Copy the records that follow exactly as written, but not their pictures.

─── DATA TO USE

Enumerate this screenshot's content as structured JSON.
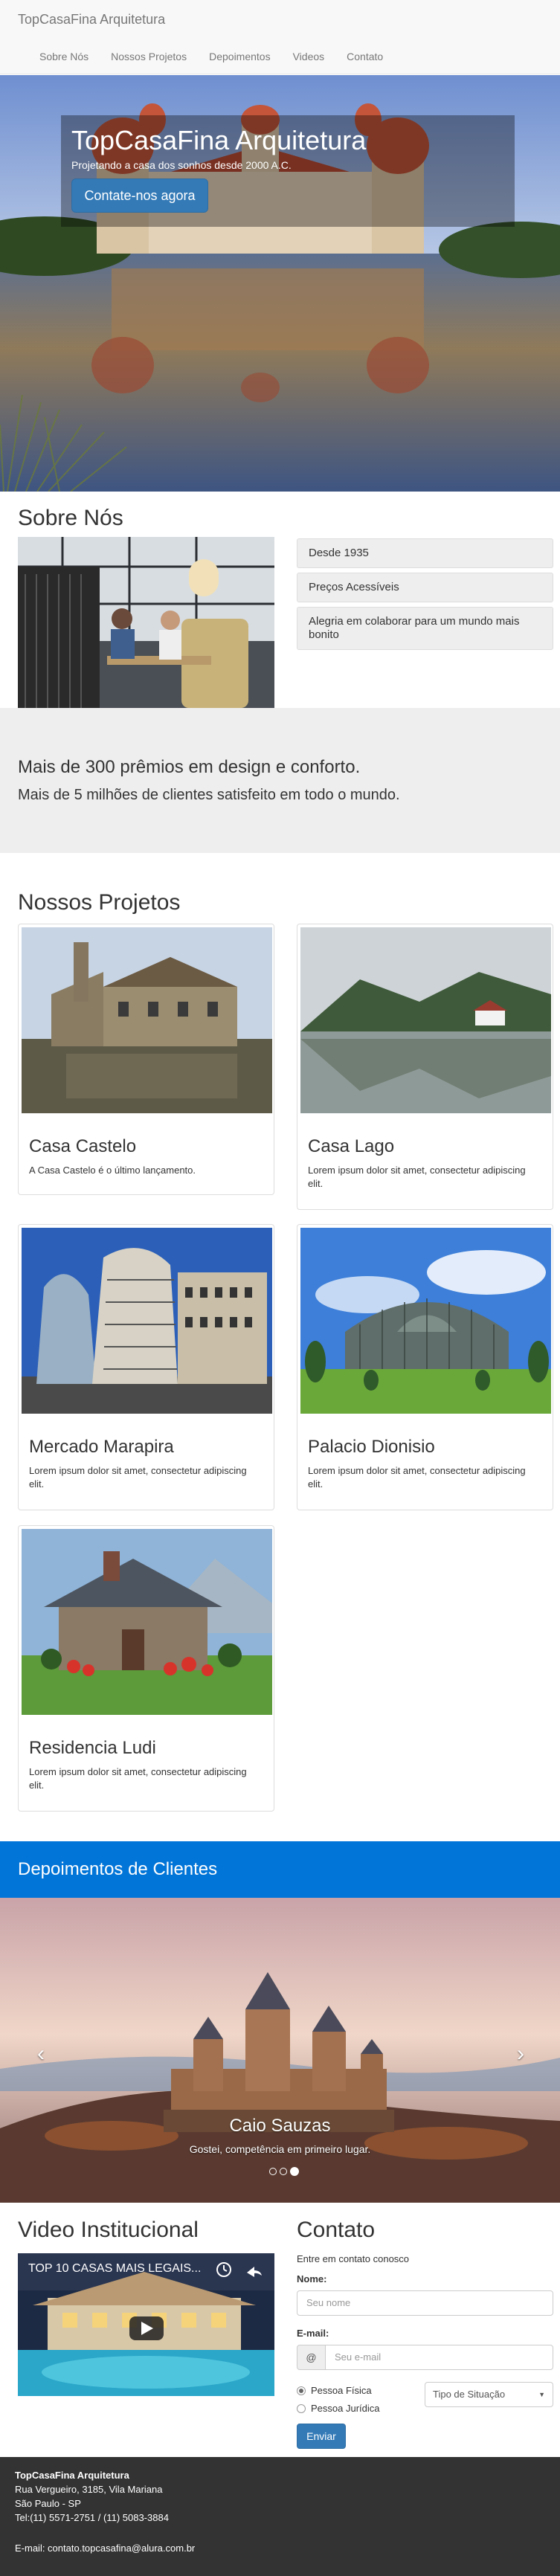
{
  "navbar": {
    "brand": "TopCasaFina Arquitetura",
    "links": [
      "Sobre Nós",
      "Nossos Projetos",
      "Depoimentos",
      "Videos",
      "Contato"
    ]
  },
  "hero": {
    "title": "TopCasaFina Arquitetura",
    "subtitle": "Projetando a casa dos sonhos desde 2000 A.C.",
    "button": "Contate-nos agora"
  },
  "sobre": {
    "title": "Sobre Nós",
    "items": [
      "Desde 1935",
      "Preços Acessíveis",
      "Alegria em colaborar para um mundo mais bonito"
    ]
  },
  "highlights": {
    "line1": "Mais de 300 prêmios em design e conforto.",
    "line2": "Mais de 5 milhões de clientes satisfeito em todo o mundo."
  },
  "projetos": {
    "title": "Nossos Projetos",
    "cards": [
      {
        "title": "Casa Castelo",
        "text": "A Casa Castelo é o último lançamento."
      },
      {
        "title": "Casa Lago",
        "text": "Lorem ipsum dolor sit amet, consectetur adipiscing elit."
      },
      {
        "title": "Mercado Marapira",
        "text": "Lorem ipsum dolor sit amet, consectetur adipiscing elit."
      },
      {
        "title": "Palacio Dionisio",
        "text": "Lorem ipsum dolor sit amet, consectetur adipiscing elit."
      },
      {
        "title": "Residencia Ludi",
        "text": "Lorem ipsum dolor sit amet, consectetur adipiscing elit."
      }
    ]
  },
  "depoimentos": {
    "title": "Depoimentos de Clientes",
    "name": "Caio Sauzas",
    "caption": "Gostei, competência em primeiro lugar.",
    "prev": "‹",
    "next": "›"
  },
  "video": {
    "title": "Video Institucional",
    "video_title": "TOP 10 CASAS MAIS LEGAIS..."
  },
  "contato": {
    "title": "Contato",
    "subtitle": "Entre em contato conosco",
    "name_label": "Nome:",
    "name_placeholder": "Seu nome",
    "email_label": "E-mail:",
    "email_addon": "@",
    "email_placeholder": "Seu e-mail",
    "radio1": "Pessoa Física",
    "radio2": "Pessoa Jurídica",
    "select_value": "Tipo de Situação",
    "send": "Enviar"
  },
  "footer": {
    "company": "TopCasaFina Arquitetura",
    "street": "Rua Vergueiro, 3185, Vila Mariana",
    "city": "São Paulo - SP",
    "phone": "Tel:(11) 5571-2751 / (11) 5083-3884",
    "email": "E-mail: contato.topcasafina@alura.com.br"
  },
  "colors": {
    "primary": "#337ab7",
    "depoimentos_bar": "#0275d8",
    "footer": "#333333"
  }
}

──────

SOLVED EXERCISE:
Enumerate this screenshot's content as structured JSON.
{
  "navbar": {
    "brand": "TopCasaFina Arquitetura",
    "links": [
      "Sobre Nós",
      "Nossos Projetos",
      "Depoimentos",
      "Videos",
      "Contato"
    ]
  },
  "hero": {
    "title": "TopCasaFina Arquitetura",
    "subtitle": "Projetando a casa dos sonhos desde 2000 A.C.",
    "button": "Contate-nos agora"
  },
  "sobre": {
    "title": "Sobre Nós",
    "items": [
      "Desde 1935",
      "Preços Acessíveis",
      "Alegria em colaborar para um mundo mais bonito"
    ]
  },
  "highlights": {
    "line1": "Mais de 300 prêmios em design e conforto.",
    "line2": "Mais de 5 milhões de clientes satisfeito em todo o mundo."
  },
  "projetos": {
    "title": "Nossos Projetos",
    "cards": [
      {
        "title": "Casa Castelo",
        "text": "A Casa Castelo é o último lançamento."
      },
      {
        "title": "Casa Lago",
        "text": "Lorem ipsum dolor sit amet, consectetur adipiscing elit."
      },
      {
        "title": "Mercado Marapira",
        "text": "Lorem ipsum dolor sit amet, consectetur adipiscing elit."
      },
      {
        "title": "Palacio Dionisio",
        "text": "Lorem ipsum dolor sit amet, consectetur adipiscing elit."
      },
      {
        "title": "Residencia Ludi",
        "text": "Lorem ipsum dolor sit amet, consectetur adipiscing elit."
      }
    ]
  },
  "depoimentos": {
    "title": "Depoimentos de Clientes",
    "name": "Caio Sauzas",
    "caption": "Gostei, competência em primeiro lugar.",
    "prev": "‹",
    "next": "›"
  },
  "video": {
    "title": "Video Institucional",
    "video_title": "TOP 10 CASAS MAIS LEGAIS..."
  },
  "contato": {
    "title": "Contato",
    "subtitle": "Entre em contato conosco",
    "name_label": "Nome:",
    "name_placeholder": "Seu nome",
    "email_label": "E-mail:",
    "email_addon": "@",
    "email_placeholder": "Seu e-mail",
    "radio1": "Pessoa Física",
    "radio2": "Pessoa Jurídica",
    "select_value": "Tipo de Situação",
    "send": "Enviar"
  },
  "footer": {
    "company": "TopCasaFina Arquitetura",
    "street": "Rua Vergueiro, 3185, Vila Mariana",
    "city": "São Paulo - SP",
    "phone": "Tel:(11) 5571-2751 / (11) 5083-3884",
    "email": "E-mail: contato.topcasafina@alura.com.br"
  },
  "colors": {
    "primary": "#337ab7",
    "depoimentos_bar": "#0275d8",
    "footer": "#333333"
  }
}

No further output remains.